Collection entries:
----

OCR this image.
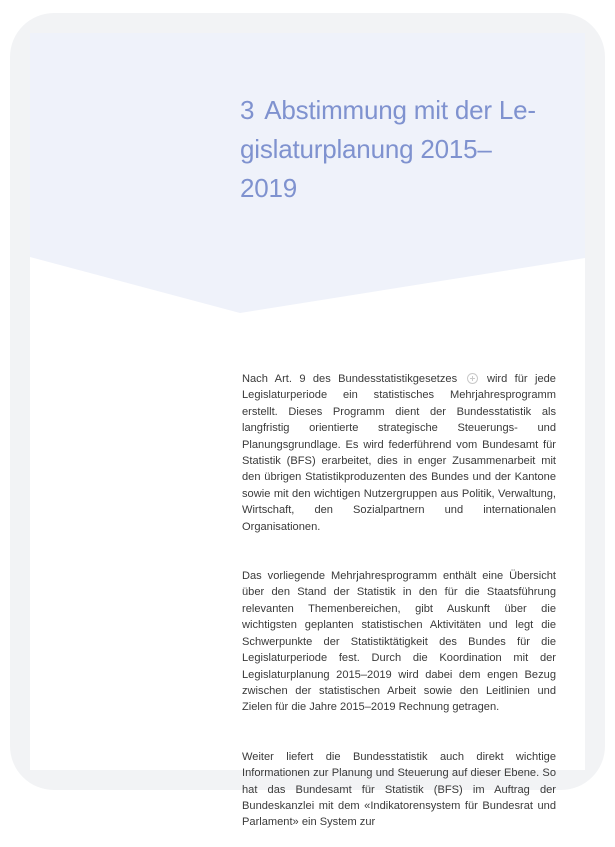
3 Abstimmung mit der Le-
gislaturplanung 2015–
2019

Nach Art. 9 des Bundesstatistikgesetzes	wird für jede Legislaturperiode ein statistisches Mehrjahresprogramm erstellt. Dieses Programm dient der Bundesstatistik als langfristig orientierte strategische Steuerungs- und Planungsgrundlage. Es wird federführend vom Bundesamt für Statistik (BFS) erarbeitet, dies in enger Zusammenarbeit mit den übrigen Statistikproduzenten des Bundes und der Kantone sowie mit den wichtigen Nutzergruppen aus Politik, Verwaltung, Wirtschaft, den Sozialpartnern und internationalen Organisationen.

Das vorliegende Mehrjahresprogramm enthält eine Übersicht über den Stand der Statistik in den für die Staatsführung relevanten Themenbereichen, gibt Auskunft über die wichtigsten geplanten statistischen Aktivitäten und legt die Schwerpunkte der Statistiktätigkeit des Bundes für die Legislaturperiode fest. Durch die Koordination mit der Legislaturplanung 2015–2019 wird dabei dem engen Bezug zwischen der statistischen Arbeit sowie den Leitlinien und Zielen für die Jahre 2015–2019 Rechnung getragen.

Weiter liefert die Bundesstatistik auch direkt wichtige Informationen zur Planung und Steuerung auf dieser Ebene. So hat das Bundesamt für Statistik (BFS) im Auftrag der Bundeskanzlei mit dem «Indikatorensystem für Bundesrat und Parlament» ein System zur
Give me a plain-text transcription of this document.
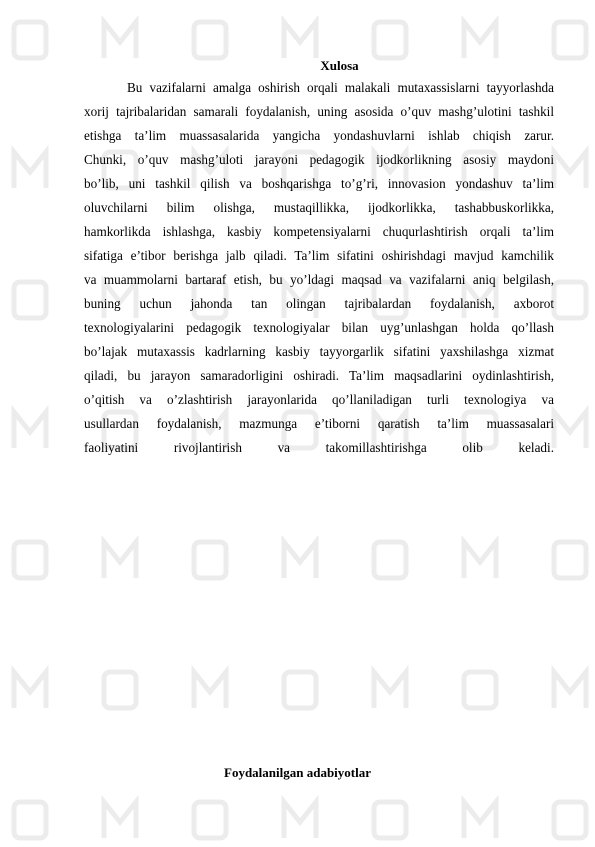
Xulosa
Bu vazifalarni amalga oshirish orqali malakali mutaxassislarni tayyorlashda
xorij tajribalaridan samarali foydalanish, uning asosida o’quv mashg’ulotini tashkil
etishga ta’lim muassasalarida yangicha yondashuvlarni ishlab chiqish zarur.
Chunki, o’quv mashg’uloti jarayoni pedagogik ijodkorlikning asosiy maydoni
bo’lib, uni tashkil qilish va boshqarishga to’g’ri, innovasion yondashuv ta’lim
oluvchilarni bilim olishga, mustaqillikka, ijodkorlikka, tashabbuskorlikka,
hamkorlikda ishlashga, kasbiy kompetensiyalarni chuqurlashtirish orqali ta’lim
sifatiga e’tibor berishga jalb qiladi. Ta’lim sifatini oshirishdagi mavjud kamchilik
va muammolarni bartaraf etish, bu yo’ldagi maqsad va vazifalarni aniq belgilash,
buning uchun jahonda tan olingan tajribalardan foydalanish, axborot
texnologiyalarini pedagogik texnologiyalar bilan uyg’unlashgan holda qo’llash
bo’lajak mutaxassis kadrlarning kasbiy tayyorgarlik sifatini yaxshilashga xizmat
qiladi, bu jarayon samaradorligini oshiradi. Ta’lim maqsadlarini oydinlashtirish,
o’qitish va o’zlashtirish jarayonlarida qo’llaniladigan turli texnologiya va
usullardan foydalanish, mazmunga e’tiborni qaratish ta’lim muassasalari
faoliyatini rivojlantirish va takomillashtirishga olib keladi.
Foydalanilgan adabiyotlar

----

**Problem to solve**: Lines containing the string "orqali" should be counted; reply with their number and nothing more.

**Full output**: 2